>> BEGIN

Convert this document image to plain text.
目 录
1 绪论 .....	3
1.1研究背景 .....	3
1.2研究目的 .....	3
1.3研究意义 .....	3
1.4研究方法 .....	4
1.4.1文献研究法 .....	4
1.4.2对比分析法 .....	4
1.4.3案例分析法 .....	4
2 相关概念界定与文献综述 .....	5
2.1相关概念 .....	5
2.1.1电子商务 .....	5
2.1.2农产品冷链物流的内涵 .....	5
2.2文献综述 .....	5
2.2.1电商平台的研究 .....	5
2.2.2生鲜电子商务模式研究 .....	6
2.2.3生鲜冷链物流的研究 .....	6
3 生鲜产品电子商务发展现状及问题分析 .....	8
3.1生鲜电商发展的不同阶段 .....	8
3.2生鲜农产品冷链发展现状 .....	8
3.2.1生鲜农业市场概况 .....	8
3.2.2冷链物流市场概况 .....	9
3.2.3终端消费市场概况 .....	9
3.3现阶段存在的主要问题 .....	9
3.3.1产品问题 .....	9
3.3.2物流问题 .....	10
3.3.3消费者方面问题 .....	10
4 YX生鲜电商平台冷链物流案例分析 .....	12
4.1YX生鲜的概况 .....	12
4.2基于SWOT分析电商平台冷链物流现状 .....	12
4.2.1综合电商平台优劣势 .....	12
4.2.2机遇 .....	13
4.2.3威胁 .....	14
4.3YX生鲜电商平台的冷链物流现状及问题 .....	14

>> END
>> BEGIN

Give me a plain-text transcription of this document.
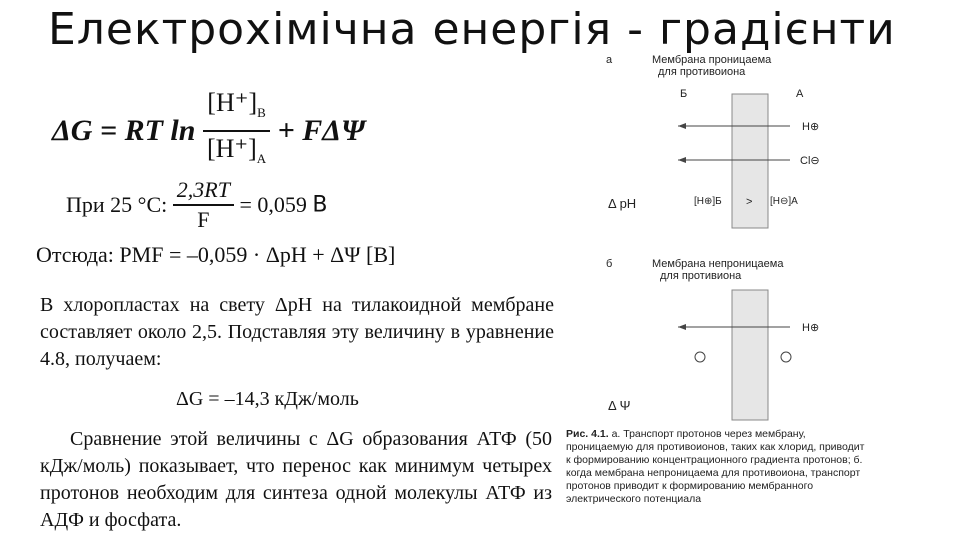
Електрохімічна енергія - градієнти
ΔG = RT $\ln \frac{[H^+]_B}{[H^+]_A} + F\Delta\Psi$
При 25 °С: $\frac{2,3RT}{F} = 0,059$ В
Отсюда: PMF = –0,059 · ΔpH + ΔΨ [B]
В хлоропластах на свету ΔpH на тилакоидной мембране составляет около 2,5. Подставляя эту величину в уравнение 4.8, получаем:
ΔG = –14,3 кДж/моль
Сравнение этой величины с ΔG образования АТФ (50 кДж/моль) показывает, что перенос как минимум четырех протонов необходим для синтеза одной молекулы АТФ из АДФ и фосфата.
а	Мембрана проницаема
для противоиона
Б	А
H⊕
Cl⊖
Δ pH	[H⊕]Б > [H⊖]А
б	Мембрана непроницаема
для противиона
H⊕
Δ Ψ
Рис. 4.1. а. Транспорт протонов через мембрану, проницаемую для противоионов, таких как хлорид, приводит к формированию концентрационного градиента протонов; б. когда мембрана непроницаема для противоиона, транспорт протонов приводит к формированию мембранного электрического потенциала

>> END

■ Task brief ■
Give the number of lines in the listing above that contain "frac", and nothing else.

■ Finished answer ■
2